__Written request__: Transcribe the records below exactly as they appear.

__Records to use__:
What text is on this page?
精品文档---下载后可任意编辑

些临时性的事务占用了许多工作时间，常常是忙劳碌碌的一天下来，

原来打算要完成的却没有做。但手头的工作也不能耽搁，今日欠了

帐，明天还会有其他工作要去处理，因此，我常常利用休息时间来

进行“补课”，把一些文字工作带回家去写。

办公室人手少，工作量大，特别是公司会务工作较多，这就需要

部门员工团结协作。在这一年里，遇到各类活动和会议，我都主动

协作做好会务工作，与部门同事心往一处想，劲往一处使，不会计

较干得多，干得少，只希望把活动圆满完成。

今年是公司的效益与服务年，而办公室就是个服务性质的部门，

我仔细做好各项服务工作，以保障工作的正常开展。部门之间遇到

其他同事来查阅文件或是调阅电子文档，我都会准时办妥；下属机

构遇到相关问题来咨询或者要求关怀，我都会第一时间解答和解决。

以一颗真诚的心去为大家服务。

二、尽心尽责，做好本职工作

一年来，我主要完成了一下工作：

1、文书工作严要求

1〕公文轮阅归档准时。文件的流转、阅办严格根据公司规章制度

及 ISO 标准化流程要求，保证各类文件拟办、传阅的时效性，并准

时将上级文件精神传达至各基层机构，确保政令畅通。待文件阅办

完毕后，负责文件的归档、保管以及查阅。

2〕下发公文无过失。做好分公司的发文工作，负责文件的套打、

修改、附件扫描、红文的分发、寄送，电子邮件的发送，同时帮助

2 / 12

__Result__:
What text is on this page?
精品文档---下载后可任意编辑

些临时性的事务占用了许多工作时间，常常是忙劳碌碌的一天下来，

原来打算要完成的却没有做。但手头的工作也不能耽搁，今日欠了

帐，明天还会有其他工作要去处理，因此，我常常利用休息时间来

进行“补课”，把一些文字工作带回家去写。

办公室人手少，工作量大，特别是公司会务工作较多，这就需要

部门员工团结协作。在这一年里，遇到各类活动和会议，我都主动

协作做好会务工作，与部门同事心往一处想，劲往一处使，不会计

较干得多，干得少，只希望把活动圆满完成。

今年是公司的效益与服务年，而办公室就是个服务性质的部门，

我仔细做好各项服务工作，以保障工作的正常开展。部门之间遇到

其他同事来查阅文件或是调阅电子文档，我都会准时办妥；下属机

构遇到相关问题来咨询或者要求关怀，我都会第一时间解答和解决。

以一颗真诚的心去为大家服务。

二、尽心尽责，做好本职工作

一年来，我主要完成了一下工作：

1、文书工作严要求

1〕公文轮阅归档准时。文件的流转、阅办严格根据公司规章制度

及 ISO 标准化流程要求，保证各类文件拟办、传阅的时效性，并准

时将上级文件精神传达至各基层机构，确保政令畅通。待文件阅办

完毕后，负责文件的归档、保管以及查阅。

2〕下发公文无过失。做好分公司的发文工作，负责文件的套打、

修改、附件扫描、红文的分发、寄送，电子邮件的发送，同时帮助

2 / 12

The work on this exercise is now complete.